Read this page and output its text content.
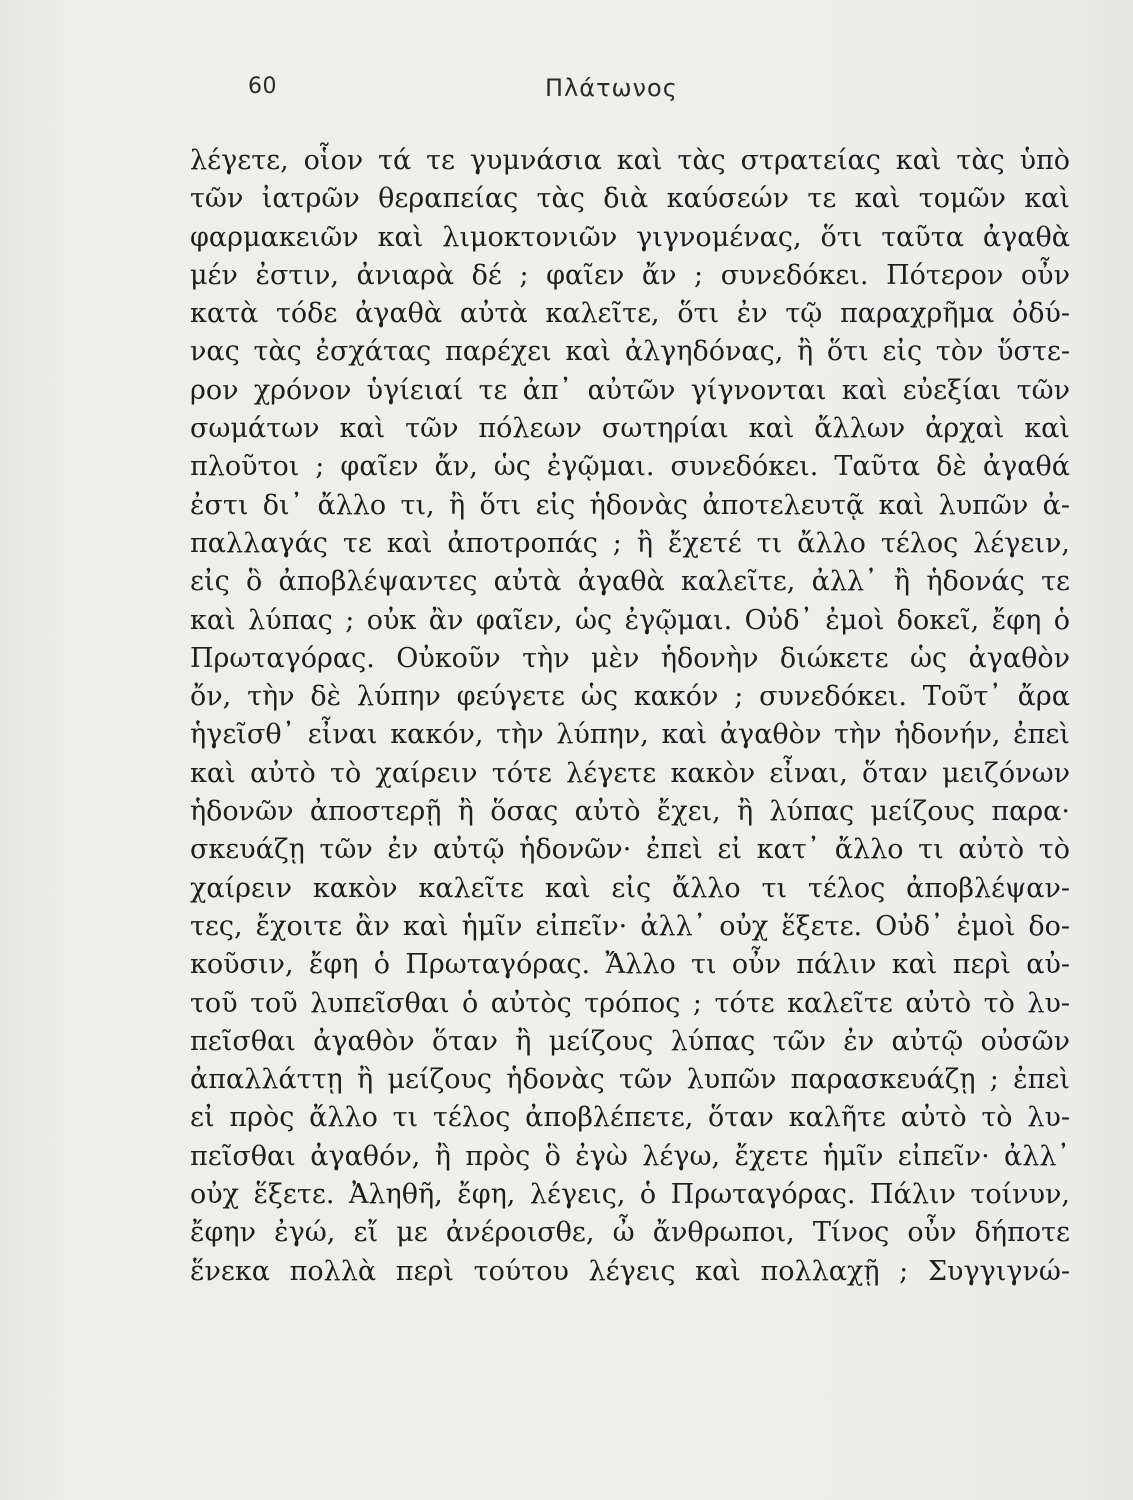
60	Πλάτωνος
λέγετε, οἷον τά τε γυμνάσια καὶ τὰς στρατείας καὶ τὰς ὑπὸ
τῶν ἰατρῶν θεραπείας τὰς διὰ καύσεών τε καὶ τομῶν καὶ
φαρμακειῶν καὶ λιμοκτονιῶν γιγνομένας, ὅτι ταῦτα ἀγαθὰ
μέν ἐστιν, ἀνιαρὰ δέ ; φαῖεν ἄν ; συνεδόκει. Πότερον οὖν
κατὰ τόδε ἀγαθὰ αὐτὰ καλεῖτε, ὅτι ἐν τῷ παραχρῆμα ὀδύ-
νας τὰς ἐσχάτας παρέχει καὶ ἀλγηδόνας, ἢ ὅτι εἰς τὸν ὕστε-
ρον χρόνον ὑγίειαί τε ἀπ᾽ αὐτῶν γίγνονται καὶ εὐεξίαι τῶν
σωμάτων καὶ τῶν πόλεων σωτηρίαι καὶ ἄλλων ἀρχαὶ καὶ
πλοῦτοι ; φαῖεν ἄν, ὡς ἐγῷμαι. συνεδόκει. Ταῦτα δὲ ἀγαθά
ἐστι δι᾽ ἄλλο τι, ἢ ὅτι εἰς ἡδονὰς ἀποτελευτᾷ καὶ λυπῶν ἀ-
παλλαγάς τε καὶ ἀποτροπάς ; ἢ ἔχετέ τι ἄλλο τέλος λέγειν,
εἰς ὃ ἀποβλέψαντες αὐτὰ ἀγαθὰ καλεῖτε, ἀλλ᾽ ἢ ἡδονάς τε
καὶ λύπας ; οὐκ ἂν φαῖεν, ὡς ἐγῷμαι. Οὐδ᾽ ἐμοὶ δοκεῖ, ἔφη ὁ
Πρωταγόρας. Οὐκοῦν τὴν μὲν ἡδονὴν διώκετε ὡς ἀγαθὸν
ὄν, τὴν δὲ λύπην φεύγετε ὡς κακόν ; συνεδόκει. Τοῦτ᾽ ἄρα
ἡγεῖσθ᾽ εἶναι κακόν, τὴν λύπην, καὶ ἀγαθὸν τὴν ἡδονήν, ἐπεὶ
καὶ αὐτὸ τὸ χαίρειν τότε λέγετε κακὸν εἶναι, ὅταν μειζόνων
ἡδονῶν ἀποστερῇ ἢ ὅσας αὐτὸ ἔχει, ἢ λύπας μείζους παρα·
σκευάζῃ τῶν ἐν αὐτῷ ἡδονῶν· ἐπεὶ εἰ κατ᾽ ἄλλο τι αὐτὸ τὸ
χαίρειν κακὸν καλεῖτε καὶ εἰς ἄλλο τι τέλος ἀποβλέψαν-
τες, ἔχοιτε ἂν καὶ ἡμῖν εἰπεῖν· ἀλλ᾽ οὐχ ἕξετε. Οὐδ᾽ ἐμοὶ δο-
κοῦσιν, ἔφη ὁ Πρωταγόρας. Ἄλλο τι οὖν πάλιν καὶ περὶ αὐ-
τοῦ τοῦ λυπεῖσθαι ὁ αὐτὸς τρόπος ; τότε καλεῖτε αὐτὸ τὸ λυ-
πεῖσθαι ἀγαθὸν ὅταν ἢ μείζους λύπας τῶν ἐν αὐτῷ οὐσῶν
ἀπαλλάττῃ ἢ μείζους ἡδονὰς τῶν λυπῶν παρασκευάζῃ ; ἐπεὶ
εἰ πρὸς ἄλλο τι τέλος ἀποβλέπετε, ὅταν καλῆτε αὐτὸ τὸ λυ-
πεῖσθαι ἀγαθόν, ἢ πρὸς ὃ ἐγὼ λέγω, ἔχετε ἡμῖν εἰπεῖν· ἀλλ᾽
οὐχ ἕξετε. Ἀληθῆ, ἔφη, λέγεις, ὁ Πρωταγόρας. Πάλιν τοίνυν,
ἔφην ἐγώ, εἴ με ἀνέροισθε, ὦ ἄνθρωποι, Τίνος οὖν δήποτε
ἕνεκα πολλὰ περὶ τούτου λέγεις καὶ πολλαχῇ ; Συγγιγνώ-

----

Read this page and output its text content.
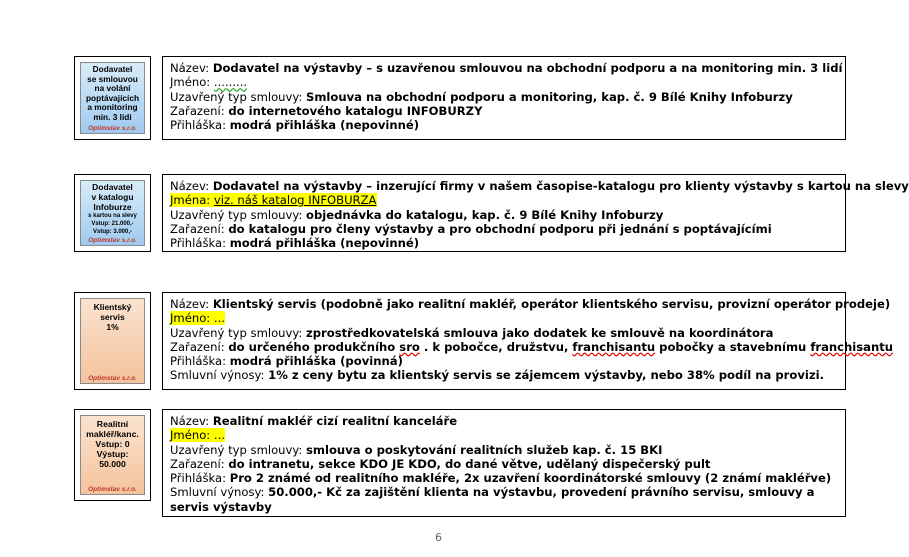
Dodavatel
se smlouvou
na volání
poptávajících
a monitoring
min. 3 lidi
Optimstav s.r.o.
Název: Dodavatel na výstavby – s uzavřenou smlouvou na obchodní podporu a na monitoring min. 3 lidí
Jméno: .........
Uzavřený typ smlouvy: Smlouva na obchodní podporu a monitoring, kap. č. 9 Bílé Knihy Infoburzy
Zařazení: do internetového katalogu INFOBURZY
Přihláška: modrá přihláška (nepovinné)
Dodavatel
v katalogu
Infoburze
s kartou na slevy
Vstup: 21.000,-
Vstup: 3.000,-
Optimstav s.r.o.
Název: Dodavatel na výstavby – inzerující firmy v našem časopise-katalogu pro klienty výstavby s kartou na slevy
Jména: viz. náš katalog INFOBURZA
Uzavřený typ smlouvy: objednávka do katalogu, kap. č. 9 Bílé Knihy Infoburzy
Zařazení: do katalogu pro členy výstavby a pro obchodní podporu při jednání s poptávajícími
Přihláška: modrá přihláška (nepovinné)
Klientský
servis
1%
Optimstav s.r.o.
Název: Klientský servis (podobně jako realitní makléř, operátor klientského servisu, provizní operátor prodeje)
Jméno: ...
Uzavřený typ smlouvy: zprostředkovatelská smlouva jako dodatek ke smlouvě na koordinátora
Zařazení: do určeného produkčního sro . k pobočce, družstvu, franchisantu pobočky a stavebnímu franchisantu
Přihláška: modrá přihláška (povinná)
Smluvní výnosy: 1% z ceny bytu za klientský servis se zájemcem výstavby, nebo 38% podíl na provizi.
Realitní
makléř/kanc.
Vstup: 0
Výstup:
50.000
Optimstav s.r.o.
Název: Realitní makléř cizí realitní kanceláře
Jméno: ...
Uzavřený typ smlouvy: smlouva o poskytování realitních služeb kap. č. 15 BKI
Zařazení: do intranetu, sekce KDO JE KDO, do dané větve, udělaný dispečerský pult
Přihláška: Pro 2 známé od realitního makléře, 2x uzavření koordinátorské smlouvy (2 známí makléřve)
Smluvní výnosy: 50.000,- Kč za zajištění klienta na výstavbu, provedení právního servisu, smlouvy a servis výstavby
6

----

The task: In the material above, find each line that contains the word "εἰπεῖν", and select it.

Correct result:
τες, ἔχοιτε ἂν καὶ ἡμῖν εἰπεῖν· ἀλλ᾽ οὐχ ἕξετε. Οὐδ᾽ ἐμοὶ δο-
πεῖσθαι ἀγαθόν, ἢ πρὸς ὃ ἐγὼ λέγω, ἔχετε ἡμῖν εἰπεῖν· ἀλλ᾽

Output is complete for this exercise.